▶ **OBJECTIVE**
Whenever a line contains the string "本小题满分", copy it out of the entries.

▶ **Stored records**
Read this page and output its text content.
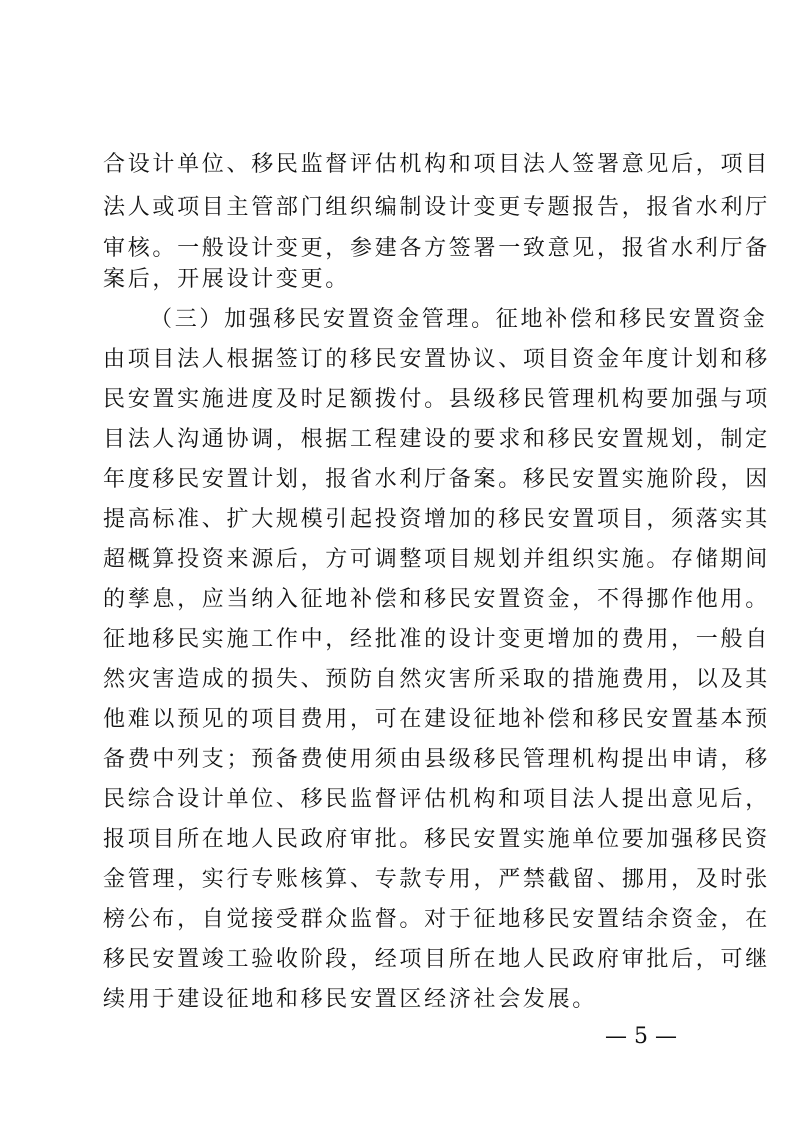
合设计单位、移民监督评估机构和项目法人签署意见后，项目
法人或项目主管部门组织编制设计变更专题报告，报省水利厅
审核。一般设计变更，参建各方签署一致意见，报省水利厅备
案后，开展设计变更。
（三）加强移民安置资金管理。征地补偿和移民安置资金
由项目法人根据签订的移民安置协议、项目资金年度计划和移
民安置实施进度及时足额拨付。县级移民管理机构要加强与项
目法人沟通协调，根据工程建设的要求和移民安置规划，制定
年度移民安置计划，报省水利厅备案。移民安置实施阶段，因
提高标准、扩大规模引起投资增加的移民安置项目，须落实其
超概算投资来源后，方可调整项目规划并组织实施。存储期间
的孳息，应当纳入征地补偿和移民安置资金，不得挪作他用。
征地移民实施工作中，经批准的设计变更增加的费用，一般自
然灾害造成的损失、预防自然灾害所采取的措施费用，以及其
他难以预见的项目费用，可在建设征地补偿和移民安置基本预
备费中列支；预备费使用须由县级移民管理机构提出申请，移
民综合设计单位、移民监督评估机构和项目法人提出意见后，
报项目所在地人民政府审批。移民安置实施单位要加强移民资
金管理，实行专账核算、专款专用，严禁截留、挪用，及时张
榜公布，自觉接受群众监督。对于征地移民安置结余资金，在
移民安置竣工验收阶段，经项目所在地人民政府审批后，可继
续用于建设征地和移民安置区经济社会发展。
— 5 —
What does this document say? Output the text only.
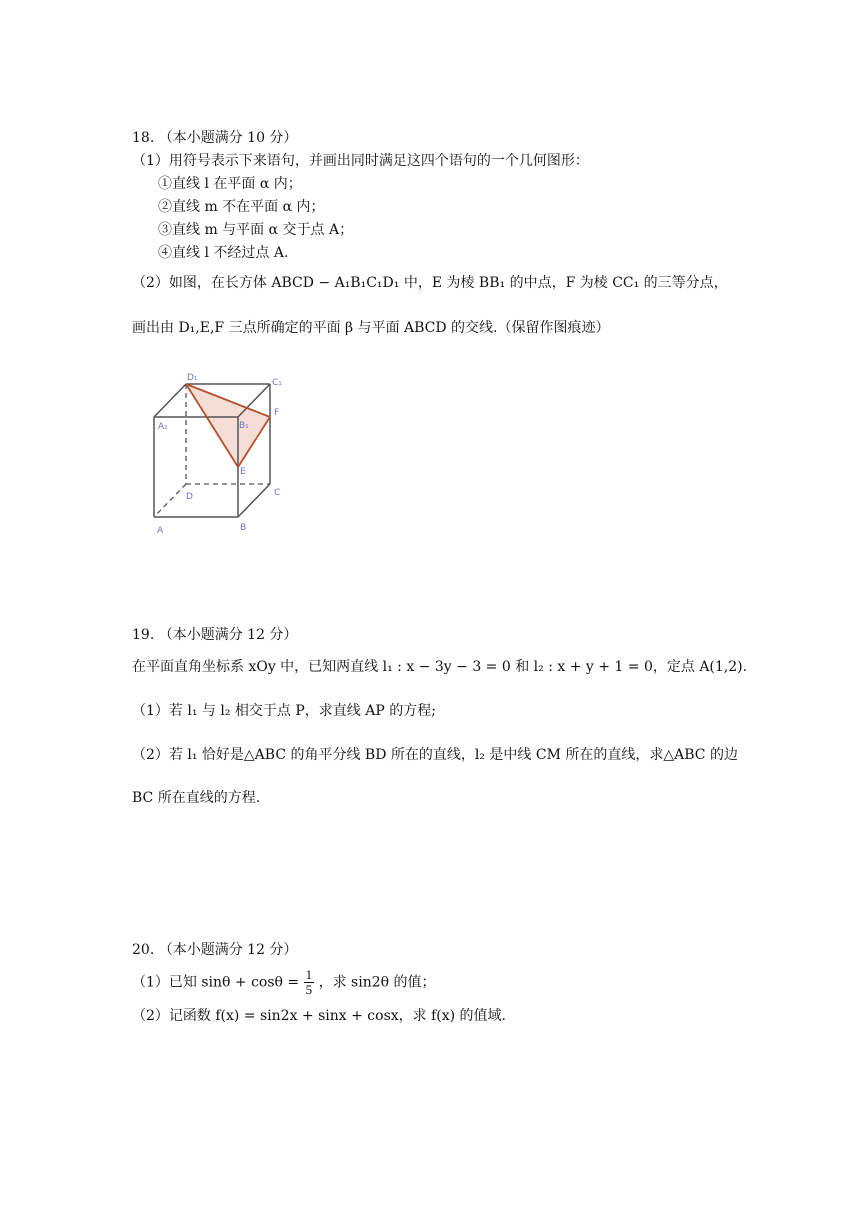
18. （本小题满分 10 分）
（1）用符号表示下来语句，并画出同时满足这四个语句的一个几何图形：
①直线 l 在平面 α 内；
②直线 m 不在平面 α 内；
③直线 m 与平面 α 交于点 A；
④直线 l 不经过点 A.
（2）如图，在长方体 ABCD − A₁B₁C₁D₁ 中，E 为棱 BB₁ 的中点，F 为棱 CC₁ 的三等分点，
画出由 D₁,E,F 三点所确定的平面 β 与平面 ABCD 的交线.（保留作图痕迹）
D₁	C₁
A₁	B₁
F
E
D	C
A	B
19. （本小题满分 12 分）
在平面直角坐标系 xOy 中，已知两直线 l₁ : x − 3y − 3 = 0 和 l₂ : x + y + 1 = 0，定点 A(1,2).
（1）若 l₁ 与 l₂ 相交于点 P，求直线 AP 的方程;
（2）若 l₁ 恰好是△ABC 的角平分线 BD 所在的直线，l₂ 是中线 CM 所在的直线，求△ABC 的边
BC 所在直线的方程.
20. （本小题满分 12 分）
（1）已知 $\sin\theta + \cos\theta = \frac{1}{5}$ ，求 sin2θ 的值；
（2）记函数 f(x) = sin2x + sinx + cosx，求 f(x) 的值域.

▶ **SOLUTION**
18. （本小题满分 10 分）
19. （本小题满分 12 分）
20. （本小题满分 12 分）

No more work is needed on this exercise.